* [Your objective]: Please write out the part of the court opinion below from "Judges Pressler, Deighan" up to and including "conviction. We reverse.", word for word.

* [Text excerpt]:
★ ★ ★ ★ ★
Decided: June 25, 1991.

STATE OF NEW JERSEY, PLAINTIFF-RESPONDENT,
v.
VINCENT ROSS, DEFENDANT-APPELLANT



On appeal from Superior Court, Law Division, Essex County.

Judges Pressler, Deighan and A. M. Stein. The opinion of the court was delivered by Pressler, P.J.A.D.

Pressler

Following a jury trial, defendant Vincent Ross was convicted of two counts of first-degree aggravated sexual assault, N.J.S.A. 2C:14-2a(1); two counts of fourth-degree endangering the welfare of a child, N.J.S.A. 2C:24-4; and one count of second-degree sexual assault, N.J.S.A. 2C:14-2b. He was sentenced to concurrent 15-year terms on the first-degree convictions, concurrent 9-month terms on the fourth-degree convictions and a concurrent 7-year term on the second-degree conviction. We reverse.
★ ★ ★ ★ ★
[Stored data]
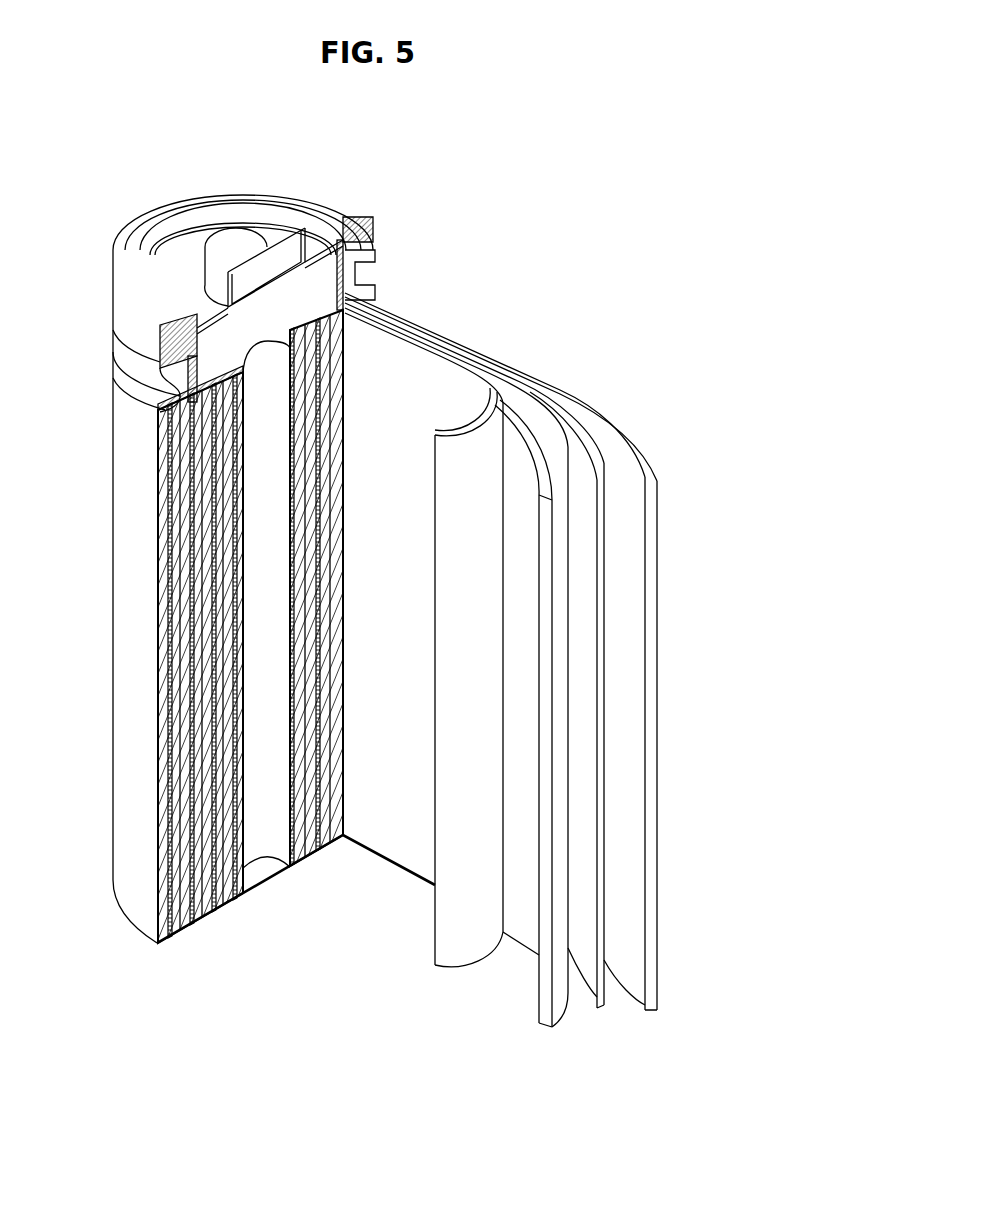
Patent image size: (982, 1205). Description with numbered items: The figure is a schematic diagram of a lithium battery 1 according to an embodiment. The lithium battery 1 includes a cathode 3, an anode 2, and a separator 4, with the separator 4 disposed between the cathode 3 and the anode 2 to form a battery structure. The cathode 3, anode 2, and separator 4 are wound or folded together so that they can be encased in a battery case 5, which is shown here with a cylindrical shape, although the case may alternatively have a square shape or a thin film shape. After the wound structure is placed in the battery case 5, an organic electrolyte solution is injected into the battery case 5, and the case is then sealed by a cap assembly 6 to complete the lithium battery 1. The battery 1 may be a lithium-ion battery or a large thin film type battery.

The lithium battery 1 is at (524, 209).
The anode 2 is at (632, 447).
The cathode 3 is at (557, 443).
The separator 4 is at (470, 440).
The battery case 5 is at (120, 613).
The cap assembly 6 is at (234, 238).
★ ★ ★ ★ ★
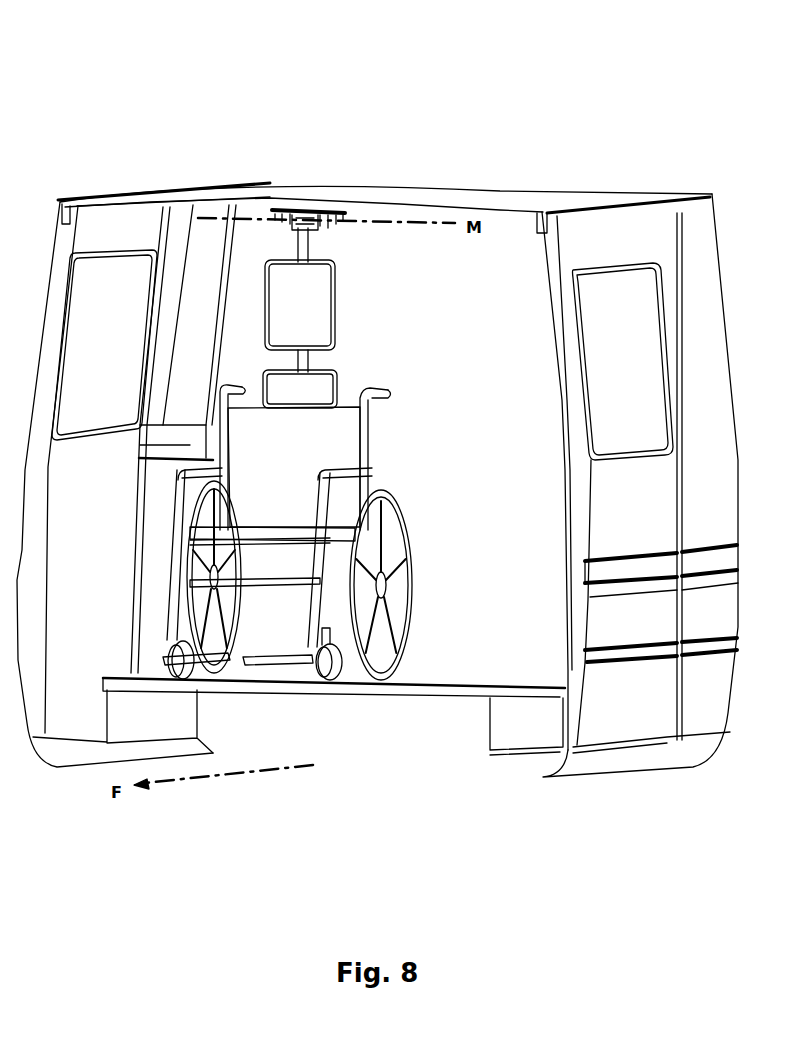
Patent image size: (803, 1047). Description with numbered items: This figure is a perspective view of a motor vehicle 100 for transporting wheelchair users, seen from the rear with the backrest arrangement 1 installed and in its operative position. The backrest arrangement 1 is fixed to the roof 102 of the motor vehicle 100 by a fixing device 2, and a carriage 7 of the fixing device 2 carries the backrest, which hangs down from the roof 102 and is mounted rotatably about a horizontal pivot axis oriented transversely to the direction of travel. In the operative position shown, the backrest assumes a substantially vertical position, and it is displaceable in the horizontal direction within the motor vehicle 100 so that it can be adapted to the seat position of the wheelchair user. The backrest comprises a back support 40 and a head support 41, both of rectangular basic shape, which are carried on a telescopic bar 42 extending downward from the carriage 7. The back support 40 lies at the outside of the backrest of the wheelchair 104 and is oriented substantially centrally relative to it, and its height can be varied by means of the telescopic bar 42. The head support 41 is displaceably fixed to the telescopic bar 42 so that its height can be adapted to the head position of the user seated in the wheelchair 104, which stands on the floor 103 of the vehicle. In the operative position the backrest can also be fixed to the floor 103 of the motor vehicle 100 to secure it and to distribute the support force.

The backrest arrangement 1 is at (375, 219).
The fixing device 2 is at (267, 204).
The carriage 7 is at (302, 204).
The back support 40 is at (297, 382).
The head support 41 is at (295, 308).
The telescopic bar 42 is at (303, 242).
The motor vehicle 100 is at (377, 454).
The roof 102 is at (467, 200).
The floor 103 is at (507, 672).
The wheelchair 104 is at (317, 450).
★ ★ ★ ★ ★
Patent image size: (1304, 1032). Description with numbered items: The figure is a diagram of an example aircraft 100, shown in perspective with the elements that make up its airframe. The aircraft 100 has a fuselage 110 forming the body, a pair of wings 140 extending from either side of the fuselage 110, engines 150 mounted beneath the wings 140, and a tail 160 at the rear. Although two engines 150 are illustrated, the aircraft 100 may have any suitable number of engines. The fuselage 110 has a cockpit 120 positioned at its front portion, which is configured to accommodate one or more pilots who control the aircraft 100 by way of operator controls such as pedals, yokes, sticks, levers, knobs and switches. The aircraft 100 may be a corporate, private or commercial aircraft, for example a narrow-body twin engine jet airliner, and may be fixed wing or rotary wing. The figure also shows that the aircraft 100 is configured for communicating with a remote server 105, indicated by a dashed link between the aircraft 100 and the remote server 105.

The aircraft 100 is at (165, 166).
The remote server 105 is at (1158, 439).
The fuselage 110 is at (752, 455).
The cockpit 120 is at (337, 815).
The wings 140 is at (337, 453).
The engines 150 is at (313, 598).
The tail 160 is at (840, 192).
★ ★ ★ ★ ★
* [Result of the task]:
Judges Pressler, Deighan and A. M. Stein. The opinion of the court was delivered by Pressler, P.J.A.D.

Pressler

Following a jury trial, defendant Vincent Ross was convicted of two counts of first-degree aggravated sexual assault, N.J.S.A. 2C:14-2a(1); two counts of fourth-degree endangering the welfare of a child, N.J.S.A. 2C:24-4; and one count of second-degree sexual assault, N.J.S.A. 2C:14-2b. He was sentenced to concurrent 15-year terms on the first-degree convictions, concurrent 9-month terms on the fourth-degree convictions and a concurrent 7-year term on the second-degree conviction. We reverse.